[Data items]
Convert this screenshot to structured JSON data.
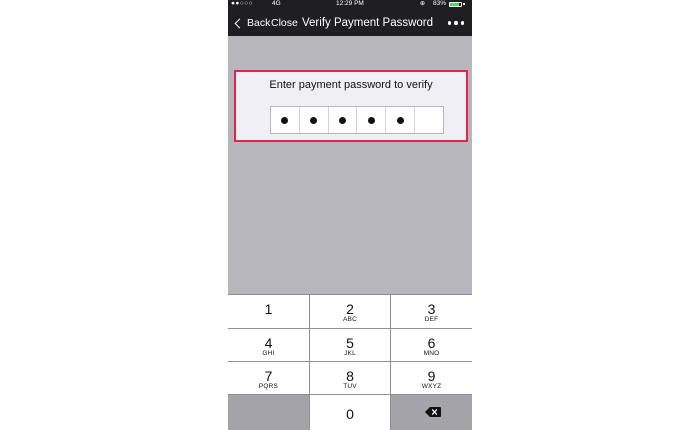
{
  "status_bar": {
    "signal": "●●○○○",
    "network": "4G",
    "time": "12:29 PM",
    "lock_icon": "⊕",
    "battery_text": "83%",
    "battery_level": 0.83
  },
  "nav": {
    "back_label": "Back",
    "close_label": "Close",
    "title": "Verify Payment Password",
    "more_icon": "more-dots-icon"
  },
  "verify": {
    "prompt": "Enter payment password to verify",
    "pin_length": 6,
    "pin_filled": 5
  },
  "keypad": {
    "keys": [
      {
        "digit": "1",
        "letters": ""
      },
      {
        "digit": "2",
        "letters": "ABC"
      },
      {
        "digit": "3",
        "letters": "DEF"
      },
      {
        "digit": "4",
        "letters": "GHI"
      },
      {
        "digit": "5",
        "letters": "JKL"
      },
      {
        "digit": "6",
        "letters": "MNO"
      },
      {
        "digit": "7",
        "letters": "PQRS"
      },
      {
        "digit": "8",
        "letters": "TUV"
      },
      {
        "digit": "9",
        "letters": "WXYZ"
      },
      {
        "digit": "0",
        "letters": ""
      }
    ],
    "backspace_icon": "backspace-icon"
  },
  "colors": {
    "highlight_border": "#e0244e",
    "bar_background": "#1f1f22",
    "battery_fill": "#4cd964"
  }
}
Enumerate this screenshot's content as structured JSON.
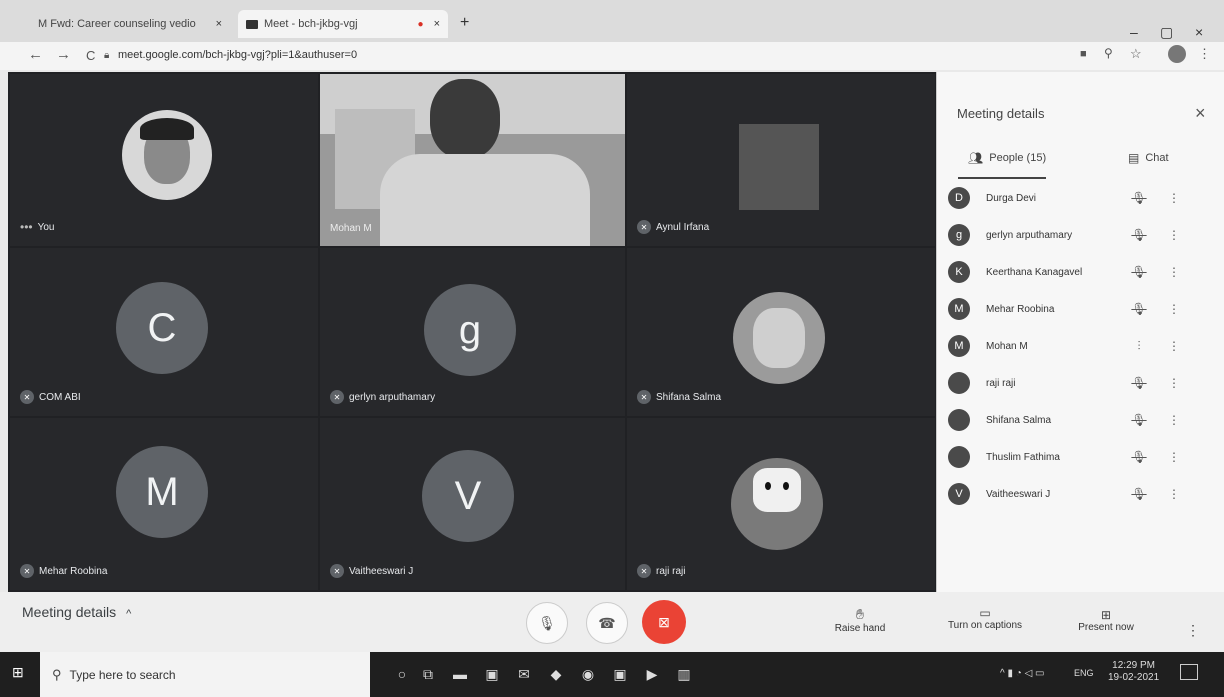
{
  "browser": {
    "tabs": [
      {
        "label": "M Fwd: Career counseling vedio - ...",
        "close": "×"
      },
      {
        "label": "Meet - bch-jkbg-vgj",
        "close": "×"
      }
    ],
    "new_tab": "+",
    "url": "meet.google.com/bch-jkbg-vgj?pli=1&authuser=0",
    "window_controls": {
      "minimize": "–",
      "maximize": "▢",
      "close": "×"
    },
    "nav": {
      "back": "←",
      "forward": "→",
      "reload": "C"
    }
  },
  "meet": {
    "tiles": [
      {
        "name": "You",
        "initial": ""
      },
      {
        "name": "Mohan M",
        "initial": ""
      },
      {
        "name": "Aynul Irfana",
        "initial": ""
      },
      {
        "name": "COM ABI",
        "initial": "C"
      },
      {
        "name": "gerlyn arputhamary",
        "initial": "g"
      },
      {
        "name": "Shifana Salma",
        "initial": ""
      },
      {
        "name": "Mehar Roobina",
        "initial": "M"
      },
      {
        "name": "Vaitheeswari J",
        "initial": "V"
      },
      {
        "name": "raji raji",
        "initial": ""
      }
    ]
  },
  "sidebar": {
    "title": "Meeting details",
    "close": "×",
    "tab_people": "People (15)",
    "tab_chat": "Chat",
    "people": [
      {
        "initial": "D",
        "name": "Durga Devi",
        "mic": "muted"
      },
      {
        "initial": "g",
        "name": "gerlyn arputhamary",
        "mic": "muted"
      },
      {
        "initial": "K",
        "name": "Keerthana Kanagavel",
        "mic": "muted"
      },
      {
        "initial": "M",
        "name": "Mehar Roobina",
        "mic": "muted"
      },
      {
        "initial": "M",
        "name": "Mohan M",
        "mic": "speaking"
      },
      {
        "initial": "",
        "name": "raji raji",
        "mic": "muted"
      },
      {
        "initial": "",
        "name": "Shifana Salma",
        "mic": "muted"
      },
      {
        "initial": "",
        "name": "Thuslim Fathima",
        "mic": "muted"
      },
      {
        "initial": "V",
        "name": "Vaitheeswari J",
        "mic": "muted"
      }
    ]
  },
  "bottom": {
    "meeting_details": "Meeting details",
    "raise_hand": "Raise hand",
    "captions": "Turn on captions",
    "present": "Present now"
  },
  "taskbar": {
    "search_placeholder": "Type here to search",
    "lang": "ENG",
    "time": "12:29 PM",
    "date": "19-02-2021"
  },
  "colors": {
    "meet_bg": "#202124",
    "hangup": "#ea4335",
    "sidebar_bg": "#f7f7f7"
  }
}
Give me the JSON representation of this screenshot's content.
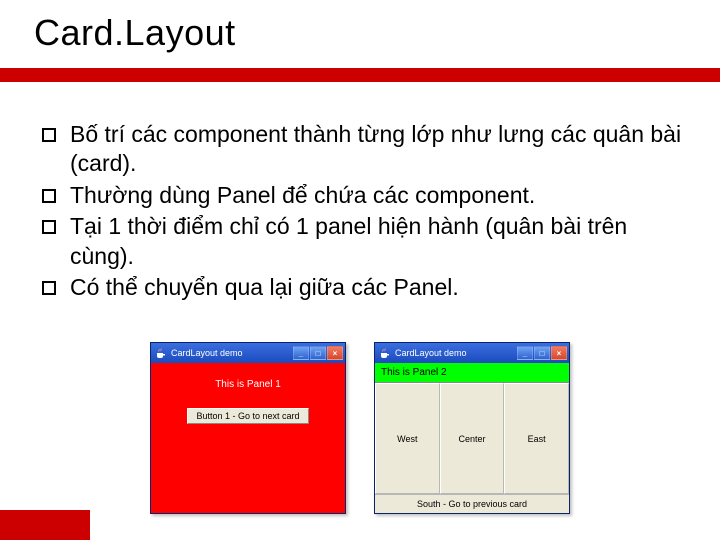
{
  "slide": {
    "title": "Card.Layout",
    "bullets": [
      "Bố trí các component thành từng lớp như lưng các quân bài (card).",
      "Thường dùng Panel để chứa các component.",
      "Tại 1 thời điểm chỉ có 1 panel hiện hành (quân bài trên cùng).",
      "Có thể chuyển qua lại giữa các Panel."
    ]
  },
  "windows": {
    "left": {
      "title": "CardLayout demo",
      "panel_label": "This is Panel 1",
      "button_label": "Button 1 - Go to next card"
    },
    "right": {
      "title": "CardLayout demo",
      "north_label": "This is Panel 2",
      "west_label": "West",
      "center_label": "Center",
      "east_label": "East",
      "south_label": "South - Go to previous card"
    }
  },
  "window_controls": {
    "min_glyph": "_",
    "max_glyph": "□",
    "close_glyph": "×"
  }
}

▶ Objective
Repeat exactly the lines in the entries from the one containing "Give me the" to the final line, inclusive, and nothing beyond them; skip pictures.

▶ Response for this exercise
Give me the JSON representation of this screenshot's content.
{
  "slide": {
    "title": "Card.Layout",
    "bullets": [
      "Bố trí các component thành từng lớp như lưng các quân bài (card).",
      "Thường dùng Panel để chứa các component.",
      "Tại 1 thời điểm chỉ có 1 panel hiện hành (quân bài trên cùng).",
      "Có thể chuyển qua lại giữa các Panel."
    ]
  },
  "windows": {
    "left": {
      "title": "CardLayout demo",
      "panel_label": "This is Panel 1",
      "button_label": "Button 1 - Go to next card"
    },
    "right": {
      "title": "CardLayout demo",
      "north_label": "This is Panel 2",
      "west_label": "West",
      "center_label": "Center",
      "east_label": "East",
      "south_label": "South - Go to previous card"
    }
  },
  "window_controls": {
    "min_glyph": "_",
    "max_glyph": "□",
    "close_glyph": "×"
  }
}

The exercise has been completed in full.